- What to produce -
For each line that holds "хозяйствах", copy the line out.

- Task inputs -
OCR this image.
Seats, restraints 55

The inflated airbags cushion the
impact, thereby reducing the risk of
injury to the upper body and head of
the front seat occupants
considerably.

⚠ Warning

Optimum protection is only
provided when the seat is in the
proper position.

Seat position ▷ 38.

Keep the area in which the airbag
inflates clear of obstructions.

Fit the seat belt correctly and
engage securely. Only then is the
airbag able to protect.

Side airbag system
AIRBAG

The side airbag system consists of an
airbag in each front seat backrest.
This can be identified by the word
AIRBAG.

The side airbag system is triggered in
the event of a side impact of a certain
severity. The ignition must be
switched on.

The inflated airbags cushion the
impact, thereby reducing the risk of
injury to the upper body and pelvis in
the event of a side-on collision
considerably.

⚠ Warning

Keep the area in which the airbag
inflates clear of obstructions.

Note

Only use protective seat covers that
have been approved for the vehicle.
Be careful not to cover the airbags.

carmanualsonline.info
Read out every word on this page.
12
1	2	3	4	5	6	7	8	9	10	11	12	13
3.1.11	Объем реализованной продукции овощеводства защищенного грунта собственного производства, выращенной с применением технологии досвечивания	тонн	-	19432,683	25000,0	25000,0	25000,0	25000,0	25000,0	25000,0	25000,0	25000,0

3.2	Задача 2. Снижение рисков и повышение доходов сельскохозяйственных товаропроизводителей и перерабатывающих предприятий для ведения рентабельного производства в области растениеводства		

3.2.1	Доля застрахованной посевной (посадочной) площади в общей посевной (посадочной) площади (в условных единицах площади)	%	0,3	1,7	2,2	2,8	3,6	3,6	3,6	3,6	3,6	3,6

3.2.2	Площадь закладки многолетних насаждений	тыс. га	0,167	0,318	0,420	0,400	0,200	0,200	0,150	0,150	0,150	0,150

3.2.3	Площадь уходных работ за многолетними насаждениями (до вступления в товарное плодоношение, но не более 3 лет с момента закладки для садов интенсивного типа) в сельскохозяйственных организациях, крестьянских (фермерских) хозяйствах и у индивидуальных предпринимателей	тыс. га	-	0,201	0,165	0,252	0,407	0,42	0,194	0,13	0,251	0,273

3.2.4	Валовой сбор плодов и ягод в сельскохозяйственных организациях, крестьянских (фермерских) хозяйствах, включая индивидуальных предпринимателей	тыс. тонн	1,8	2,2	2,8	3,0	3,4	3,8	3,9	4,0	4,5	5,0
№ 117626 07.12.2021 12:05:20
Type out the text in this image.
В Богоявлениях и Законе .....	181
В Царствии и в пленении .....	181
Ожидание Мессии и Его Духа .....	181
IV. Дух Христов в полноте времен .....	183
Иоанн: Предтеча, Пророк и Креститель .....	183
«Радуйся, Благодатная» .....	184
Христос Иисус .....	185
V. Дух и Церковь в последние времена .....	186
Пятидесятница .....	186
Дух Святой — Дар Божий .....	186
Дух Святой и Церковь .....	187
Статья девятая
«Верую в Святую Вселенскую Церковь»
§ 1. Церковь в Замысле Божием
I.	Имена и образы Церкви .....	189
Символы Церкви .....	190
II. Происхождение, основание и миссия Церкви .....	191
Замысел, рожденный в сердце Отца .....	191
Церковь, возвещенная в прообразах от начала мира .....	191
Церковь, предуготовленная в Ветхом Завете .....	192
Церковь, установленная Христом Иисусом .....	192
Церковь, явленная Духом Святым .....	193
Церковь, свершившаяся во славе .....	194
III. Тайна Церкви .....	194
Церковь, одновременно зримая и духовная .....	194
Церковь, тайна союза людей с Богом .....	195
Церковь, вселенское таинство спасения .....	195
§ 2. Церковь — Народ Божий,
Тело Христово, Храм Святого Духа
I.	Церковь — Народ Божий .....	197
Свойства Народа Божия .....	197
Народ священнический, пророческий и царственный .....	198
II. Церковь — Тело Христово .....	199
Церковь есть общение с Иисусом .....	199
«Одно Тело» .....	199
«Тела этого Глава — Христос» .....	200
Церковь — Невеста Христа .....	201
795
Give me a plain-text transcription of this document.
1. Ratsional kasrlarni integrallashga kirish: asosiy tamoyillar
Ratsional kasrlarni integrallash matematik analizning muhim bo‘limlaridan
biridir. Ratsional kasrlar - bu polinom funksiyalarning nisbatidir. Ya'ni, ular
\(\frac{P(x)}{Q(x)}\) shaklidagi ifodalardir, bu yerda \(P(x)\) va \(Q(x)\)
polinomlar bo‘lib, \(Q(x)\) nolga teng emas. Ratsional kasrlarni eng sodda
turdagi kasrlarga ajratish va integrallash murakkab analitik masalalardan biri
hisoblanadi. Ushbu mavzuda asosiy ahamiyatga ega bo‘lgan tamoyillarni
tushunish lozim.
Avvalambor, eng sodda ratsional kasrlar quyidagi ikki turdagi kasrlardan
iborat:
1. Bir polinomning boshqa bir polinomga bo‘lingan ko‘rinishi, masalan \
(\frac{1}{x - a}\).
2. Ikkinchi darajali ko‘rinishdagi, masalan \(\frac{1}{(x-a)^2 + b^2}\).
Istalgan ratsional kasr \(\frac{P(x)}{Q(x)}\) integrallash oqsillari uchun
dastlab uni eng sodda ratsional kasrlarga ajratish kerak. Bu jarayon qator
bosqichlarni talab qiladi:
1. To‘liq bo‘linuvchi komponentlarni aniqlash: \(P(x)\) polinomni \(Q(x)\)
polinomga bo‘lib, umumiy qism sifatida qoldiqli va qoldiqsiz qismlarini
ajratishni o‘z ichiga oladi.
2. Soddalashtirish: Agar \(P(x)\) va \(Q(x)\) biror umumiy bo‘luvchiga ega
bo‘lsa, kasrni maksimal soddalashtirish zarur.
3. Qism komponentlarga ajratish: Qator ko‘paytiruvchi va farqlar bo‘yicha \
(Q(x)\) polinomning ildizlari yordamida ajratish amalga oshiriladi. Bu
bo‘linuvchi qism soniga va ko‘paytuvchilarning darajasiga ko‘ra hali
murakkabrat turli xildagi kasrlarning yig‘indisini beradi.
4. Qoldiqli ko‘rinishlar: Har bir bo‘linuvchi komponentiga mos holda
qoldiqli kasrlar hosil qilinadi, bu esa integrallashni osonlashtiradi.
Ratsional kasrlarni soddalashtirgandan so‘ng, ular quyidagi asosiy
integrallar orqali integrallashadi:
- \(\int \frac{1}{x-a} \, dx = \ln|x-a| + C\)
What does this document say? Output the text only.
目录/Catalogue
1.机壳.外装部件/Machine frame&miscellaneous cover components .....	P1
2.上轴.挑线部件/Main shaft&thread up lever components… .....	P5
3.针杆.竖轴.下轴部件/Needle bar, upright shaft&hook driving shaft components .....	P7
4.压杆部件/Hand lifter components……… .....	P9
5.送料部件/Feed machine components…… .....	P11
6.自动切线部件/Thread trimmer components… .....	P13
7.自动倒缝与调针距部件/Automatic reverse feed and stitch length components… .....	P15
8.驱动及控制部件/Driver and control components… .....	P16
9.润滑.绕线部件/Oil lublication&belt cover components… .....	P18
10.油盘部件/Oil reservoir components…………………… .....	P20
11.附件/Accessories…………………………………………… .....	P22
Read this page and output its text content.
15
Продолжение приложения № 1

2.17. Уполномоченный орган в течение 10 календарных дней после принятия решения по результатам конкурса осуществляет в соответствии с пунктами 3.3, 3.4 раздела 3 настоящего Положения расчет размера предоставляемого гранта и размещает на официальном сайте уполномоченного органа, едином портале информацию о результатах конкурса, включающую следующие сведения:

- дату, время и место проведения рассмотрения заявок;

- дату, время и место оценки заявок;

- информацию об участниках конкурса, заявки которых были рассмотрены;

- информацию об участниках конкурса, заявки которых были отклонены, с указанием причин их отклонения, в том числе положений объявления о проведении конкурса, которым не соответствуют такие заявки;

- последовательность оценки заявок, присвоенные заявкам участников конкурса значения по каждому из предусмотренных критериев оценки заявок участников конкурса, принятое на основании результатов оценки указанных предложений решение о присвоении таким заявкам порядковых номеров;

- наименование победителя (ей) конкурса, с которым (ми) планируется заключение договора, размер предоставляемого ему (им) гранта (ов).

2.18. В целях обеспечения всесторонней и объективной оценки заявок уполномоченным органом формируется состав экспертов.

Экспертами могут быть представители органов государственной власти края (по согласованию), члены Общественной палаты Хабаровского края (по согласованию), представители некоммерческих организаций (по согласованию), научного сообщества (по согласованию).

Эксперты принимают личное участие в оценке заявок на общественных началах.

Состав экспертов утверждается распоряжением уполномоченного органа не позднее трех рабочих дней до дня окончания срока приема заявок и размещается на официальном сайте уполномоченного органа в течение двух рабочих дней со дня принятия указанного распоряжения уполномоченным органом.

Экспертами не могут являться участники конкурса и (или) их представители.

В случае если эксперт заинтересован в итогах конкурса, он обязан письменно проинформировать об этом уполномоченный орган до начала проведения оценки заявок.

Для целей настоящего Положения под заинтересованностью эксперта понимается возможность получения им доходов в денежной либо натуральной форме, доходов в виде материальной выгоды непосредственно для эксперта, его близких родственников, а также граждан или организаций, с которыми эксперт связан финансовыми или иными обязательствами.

- Output below -
3.2.3	Площадь уходных работ за многолетними насаждениями (до вступления в товарное плодоношение, но не более 3 лет с момента закладки для садов интенсивного типа) в сельскохозяйственных организациях, крестьянских (фермерских) хозяйствах и у индивидуальных предпринимателей	тыс. га	-	0,201	0,165	0,252	0,407	0,42	0,194	0,13	0,251	0,273
3.2.4	Валовой сбор плодов и ягод в сельскохозяйственных организациях, крестьянских (фермерских) хозяйствах, включая индивидуальных предпринимателей	тыс. тонн	1,8	2,2	2,8	3,0	3,4	3,8	3,9	4,0	4,5	5,0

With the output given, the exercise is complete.